-------- Records shown

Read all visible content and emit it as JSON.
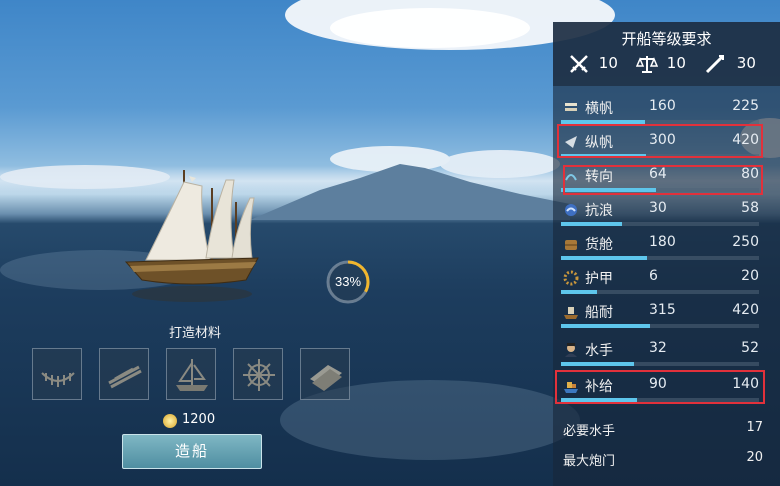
{
  "progress": {
    "value_label": "33%",
    "fraction": 0.33
  },
  "materials": {
    "title": "打造材料",
    "slots": [
      "hull-frame-icon",
      "planks-icon",
      "ship-icon",
      "helm-wheel-icon",
      "cloth-icon"
    ],
    "cost": "1200"
  },
  "build_button": "造船",
  "requirements": {
    "title": "开船等级要求",
    "combat": "10",
    "trade": "10",
    "explore": "30"
  },
  "stats": [
    {
      "name": "横帆",
      "current": "160",
      "max": "225",
      "icon": "square-sail-icon"
    },
    {
      "name": "纵帆",
      "current": "300",
      "max": "420",
      "icon": "lateen-sail-icon"
    },
    {
      "name": "转向",
      "current": "64",
      "max": "80",
      "icon": "rudder-icon"
    },
    {
      "name": "抗浪",
      "current": "30",
      "max": "58",
      "icon": "wave-icon"
    },
    {
      "name": "货舱",
      "current": "180",
      "max": "250",
      "icon": "cargo-icon"
    },
    {
      "name": "护甲",
      "current": "6",
      "max": "20",
      "icon": "armor-icon"
    },
    {
      "name": "船耐",
      "current": "315",
      "max": "420",
      "icon": "durability-icon"
    },
    {
      "name": "水手",
      "current": "32",
      "max": "52",
      "icon": "sailor-icon"
    },
    {
      "name": "补给",
      "current": "90",
      "max": "140",
      "icon": "supply-icon"
    }
  ],
  "footer": {
    "required_sailors_label": "必要水手",
    "required_sailors": "17",
    "max_gunports_label": "最大炮门",
    "max_gunports": "20"
  },
  "colors": {
    "bar": "#5ec6ec",
    "highlight": "#e2313b",
    "button": "#5f9fb0"
  }
}
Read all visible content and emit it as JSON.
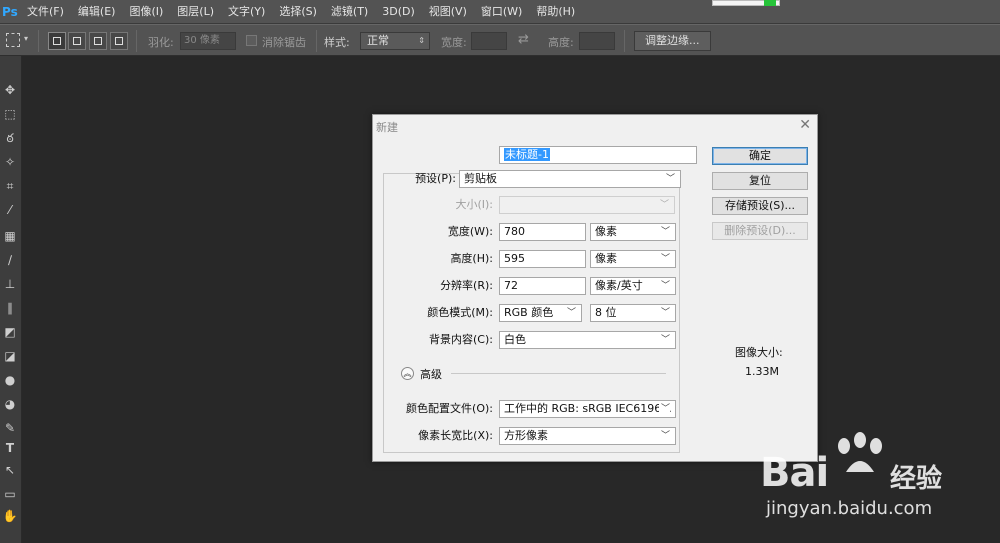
{
  "app": {
    "logo": "Ps"
  },
  "menu": [
    "文件(F)",
    "编辑(E)",
    "图像(I)",
    "图层(L)",
    "文字(Y)",
    "选择(S)",
    "滤镜(T)",
    "3D(D)",
    "视图(V)",
    "窗口(W)",
    "帮助(H)"
  ],
  "options": {
    "feather_label": "羽化:",
    "feather_value": "30 像素",
    "antialias_label": "消除锯齿",
    "style_label": "样式:",
    "style_value": "正常",
    "width_label": "宽度:",
    "height_label": "高度:",
    "refine_edge": "调整边缘..."
  },
  "dialog": {
    "title": "新建",
    "name_value": "未标题-1",
    "preset_label": "预设(P):",
    "preset_value": "剪贴板",
    "size_label": "大小(I):",
    "width_label": "宽度(W):",
    "width_value": "780",
    "width_unit": "像素",
    "height_label": "高度(H):",
    "height_value": "595",
    "height_unit": "像素",
    "resolution_label": "分辨率(R):",
    "resolution_value": "72",
    "resolution_unit": "像素/英寸",
    "color_mode_label": "颜色模式(M):",
    "color_mode_value": "RGB 颜色",
    "bit_depth_value": "8 位",
    "background_label": "背景内容(C):",
    "background_value": "白色",
    "advanced_label": "高级",
    "color_profile_label": "颜色配置文件(O):",
    "color_profile_value": "工作中的 RGB: sRGB IEC6196...",
    "pixel_aspect_label": "像素长宽比(X):",
    "pixel_aspect_value": "方形像素",
    "ok_label": "确定",
    "reset_label": "复位",
    "save_preset_label": "存储预设(S)...",
    "delete_preset_label": "删除预设(D)...",
    "image_size_label": "图像大小:",
    "image_size_value": "1.33M"
  },
  "watermark": {
    "brand": "Bai",
    "brand_tail": "经验",
    "url": "jingyan.baidu.com"
  },
  "colors": {
    "accent": "#3399ff",
    "menubar": "#535353",
    "canvas": "#282828",
    "dialog": "#f0f0f0"
  }
}
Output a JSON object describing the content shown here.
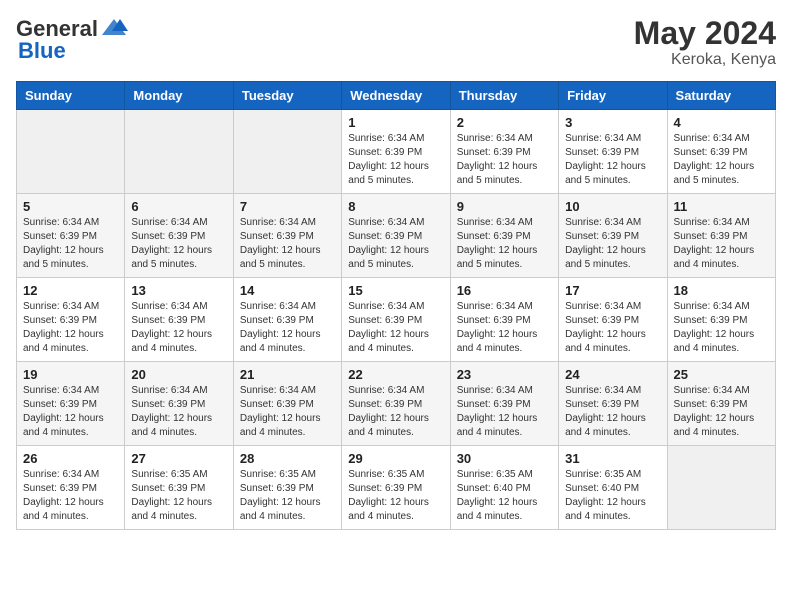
{
  "header": {
    "logo_general": "General",
    "logo_blue": "Blue",
    "month_year": "May 2024",
    "location": "Keroka, Kenya"
  },
  "calendar": {
    "days_of_week": [
      "Sunday",
      "Monday",
      "Tuesday",
      "Wednesday",
      "Thursday",
      "Friday",
      "Saturday"
    ],
    "weeks": [
      [
        {
          "day": "",
          "info": ""
        },
        {
          "day": "",
          "info": ""
        },
        {
          "day": "",
          "info": ""
        },
        {
          "day": "1",
          "info": "Sunrise: 6:34 AM\nSunset: 6:39 PM\nDaylight: 12 hours\nand 5 minutes."
        },
        {
          "day": "2",
          "info": "Sunrise: 6:34 AM\nSunset: 6:39 PM\nDaylight: 12 hours\nand 5 minutes."
        },
        {
          "day": "3",
          "info": "Sunrise: 6:34 AM\nSunset: 6:39 PM\nDaylight: 12 hours\nand 5 minutes."
        },
        {
          "day": "4",
          "info": "Sunrise: 6:34 AM\nSunset: 6:39 PM\nDaylight: 12 hours\nand 5 minutes."
        }
      ],
      [
        {
          "day": "5",
          "info": "Sunrise: 6:34 AM\nSunset: 6:39 PM\nDaylight: 12 hours\nand 5 minutes."
        },
        {
          "day": "6",
          "info": "Sunrise: 6:34 AM\nSunset: 6:39 PM\nDaylight: 12 hours\nand 5 minutes."
        },
        {
          "day": "7",
          "info": "Sunrise: 6:34 AM\nSunset: 6:39 PM\nDaylight: 12 hours\nand 5 minutes."
        },
        {
          "day": "8",
          "info": "Sunrise: 6:34 AM\nSunset: 6:39 PM\nDaylight: 12 hours\nand 5 minutes."
        },
        {
          "day": "9",
          "info": "Sunrise: 6:34 AM\nSunset: 6:39 PM\nDaylight: 12 hours\nand 5 minutes."
        },
        {
          "day": "10",
          "info": "Sunrise: 6:34 AM\nSunset: 6:39 PM\nDaylight: 12 hours\nand 5 minutes."
        },
        {
          "day": "11",
          "info": "Sunrise: 6:34 AM\nSunset: 6:39 PM\nDaylight: 12 hours\nand 4 minutes."
        }
      ],
      [
        {
          "day": "12",
          "info": "Sunrise: 6:34 AM\nSunset: 6:39 PM\nDaylight: 12 hours\nand 4 minutes."
        },
        {
          "day": "13",
          "info": "Sunrise: 6:34 AM\nSunset: 6:39 PM\nDaylight: 12 hours\nand 4 minutes."
        },
        {
          "day": "14",
          "info": "Sunrise: 6:34 AM\nSunset: 6:39 PM\nDaylight: 12 hours\nand 4 minutes."
        },
        {
          "day": "15",
          "info": "Sunrise: 6:34 AM\nSunset: 6:39 PM\nDaylight: 12 hours\nand 4 minutes."
        },
        {
          "day": "16",
          "info": "Sunrise: 6:34 AM\nSunset: 6:39 PM\nDaylight: 12 hours\nand 4 minutes."
        },
        {
          "day": "17",
          "info": "Sunrise: 6:34 AM\nSunset: 6:39 PM\nDaylight: 12 hours\nand 4 minutes."
        },
        {
          "day": "18",
          "info": "Sunrise: 6:34 AM\nSunset: 6:39 PM\nDaylight: 12 hours\nand 4 minutes."
        }
      ],
      [
        {
          "day": "19",
          "info": "Sunrise: 6:34 AM\nSunset: 6:39 PM\nDaylight: 12 hours\nand 4 minutes."
        },
        {
          "day": "20",
          "info": "Sunrise: 6:34 AM\nSunset: 6:39 PM\nDaylight: 12 hours\nand 4 minutes."
        },
        {
          "day": "21",
          "info": "Sunrise: 6:34 AM\nSunset: 6:39 PM\nDaylight: 12 hours\nand 4 minutes."
        },
        {
          "day": "22",
          "info": "Sunrise: 6:34 AM\nSunset: 6:39 PM\nDaylight: 12 hours\nand 4 minutes."
        },
        {
          "day": "23",
          "info": "Sunrise: 6:34 AM\nSunset: 6:39 PM\nDaylight: 12 hours\nand 4 minutes."
        },
        {
          "day": "24",
          "info": "Sunrise: 6:34 AM\nSunset: 6:39 PM\nDaylight: 12 hours\nand 4 minutes."
        },
        {
          "day": "25",
          "info": "Sunrise: 6:34 AM\nSunset: 6:39 PM\nDaylight: 12 hours\nand 4 minutes."
        }
      ],
      [
        {
          "day": "26",
          "info": "Sunrise: 6:34 AM\nSunset: 6:39 PM\nDaylight: 12 hours\nand 4 minutes."
        },
        {
          "day": "27",
          "info": "Sunrise: 6:35 AM\nSunset: 6:39 PM\nDaylight: 12 hours\nand 4 minutes."
        },
        {
          "day": "28",
          "info": "Sunrise: 6:35 AM\nSunset: 6:39 PM\nDaylight: 12 hours\nand 4 minutes."
        },
        {
          "day": "29",
          "info": "Sunrise: 6:35 AM\nSunset: 6:39 PM\nDaylight: 12 hours\nand 4 minutes."
        },
        {
          "day": "30",
          "info": "Sunrise: 6:35 AM\nSunset: 6:40 PM\nDaylight: 12 hours\nand 4 minutes."
        },
        {
          "day": "31",
          "info": "Sunrise: 6:35 AM\nSunset: 6:40 PM\nDaylight: 12 hours\nand 4 minutes."
        },
        {
          "day": "",
          "info": ""
        }
      ]
    ]
  }
}
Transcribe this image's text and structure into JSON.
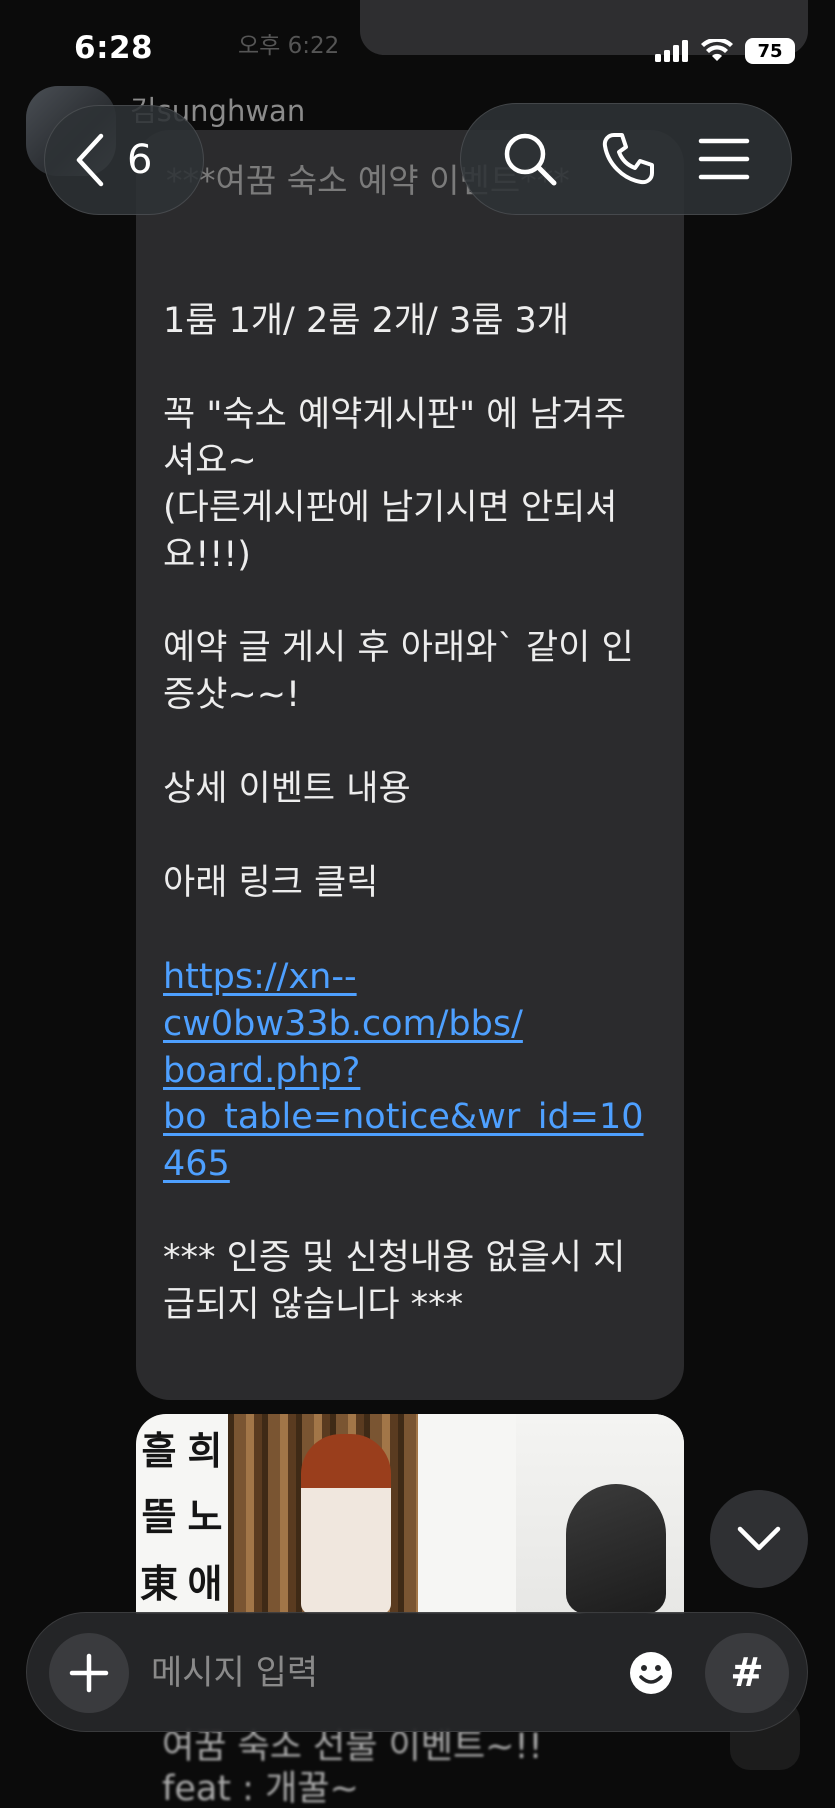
{
  "status_bar": {
    "time": "6:28",
    "battery": "75"
  },
  "chat": {
    "timestamp": "오후 6:22",
    "sender": "김sunghwan",
    "back_count": "6"
  },
  "message": {
    "title": "***여꿈 숙소 예약 이벤트***",
    "lines": [
      "1룸 1개/ 2룸 2개/ 3룸 3개",
      "꼭  \"숙소 예약게시판\" 에 남겨주",
      "셔요~",
      "(다른게시판에 남기시면 안되셔",
      "요!!!)",
      "예약 글 게시 후 아래와` 같이 인",
      "증샷~~!",
      "상세 이벤트 내용",
      "아래 링크 클릭"
    ],
    "link_lines": [
      "https://xn--",
      "cw0bw33b.com/bbs/",
      "board.php?",
      "bo_table=notice&wr_id=10",
      "465"
    ],
    "footer_lines": [
      "*** 인증 및 신청내용 없을시 지",
      "급되지 않습니다 ***"
    ]
  },
  "image": {
    "calligraphy_left": [
      "흘",
      "뜰",
      "東"
    ],
    "calligraphy_right": [
      "희",
      "노",
      "애"
    ]
  },
  "next_message": {
    "lines": [
      "여꿈 숙소 선물 이벤트~!!",
      "feat : 개꿀~"
    ]
  },
  "input": {
    "placeholder": "메시지 입력",
    "hash_label": "#"
  },
  "icons": {
    "back": "chevron-left-icon",
    "search": "search-icon",
    "call": "phone-icon",
    "menu": "menu-icon",
    "plus": "plus-icon",
    "emoji": "emoji-icon",
    "scroll_down": "chevron-down-icon"
  }
}
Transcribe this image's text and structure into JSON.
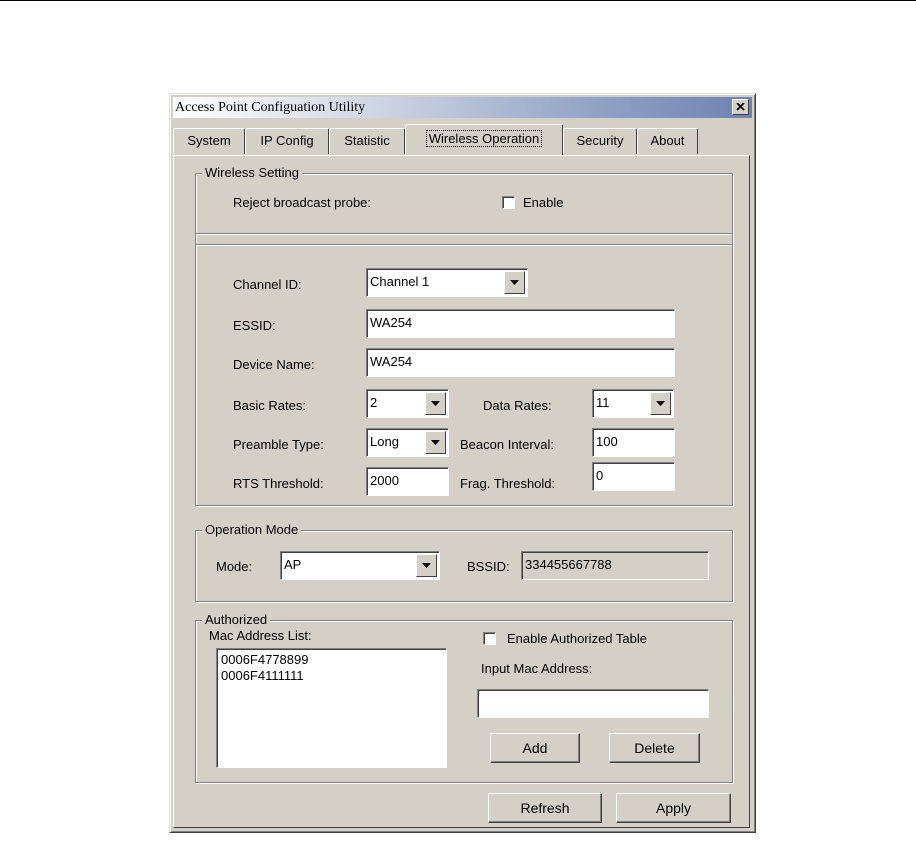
{
  "window": {
    "title": "Access Point Configuation Utility",
    "close_glyph": "×"
  },
  "tabs": [
    {
      "label": "System"
    },
    {
      "label": "IP Config"
    },
    {
      "label": "Statistic"
    },
    {
      "label": "Wireless Operation",
      "active": true
    },
    {
      "label": "Security"
    },
    {
      "label": "About"
    }
  ],
  "wireless_setting": {
    "group_label": "Wireless Setting",
    "reject_broadcast_probe_label": "Reject broadcast probe:",
    "enable_label": "Enable",
    "enable_checked": false
  },
  "settings": {
    "channel_id_label": "Channel ID:",
    "channel_id_value": "Channel 1",
    "essid_label": "ESSID:",
    "essid_value": "WA254",
    "device_name_label": "Device Name:",
    "device_name_value": "WA254",
    "basic_rates_label": "Basic Rates:",
    "basic_rates_value": "2",
    "data_rates_label": "Data Rates:",
    "data_rates_value": "11",
    "preamble_type_label": "Preamble Type:",
    "preamble_type_value": "Long",
    "beacon_interval_label": "Beacon Interval:",
    "beacon_interval_value": "100",
    "rts_threshold_label": "RTS Threshold:",
    "rts_threshold_value": "2000",
    "frag_threshold_label": "Frag. Threshold:",
    "frag_threshold_value": "0"
  },
  "operation_mode": {
    "group_label": "Operation Mode",
    "mode_label": "Mode:",
    "mode_value": "AP",
    "bssid_label": "BSSID:",
    "bssid_value": "334455667788"
  },
  "authorized": {
    "group_label": "Authorized",
    "mac_list_label": "Mac Address List:",
    "mac_list": [
      "0006F4778899",
      "0006F4111111"
    ],
    "enable_table_label": "Enable Authorized Table",
    "enable_table_checked": false,
    "input_mac_label": "Input Mac Address:",
    "input_mac_value": "",
    "add_label": "Add",
    "delete_label": "Delete"
  },
  "footer": {
    "refresh_label": "Refresh",
    "apply_label": "Apply"
  }
}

----------------

• **Task**: Scan the material line by line and report each one that contains "Channel".

• **Finished exercise**:
    "channel_id_label": "Channel ID:",
    "channel_id_value": "Channel 1",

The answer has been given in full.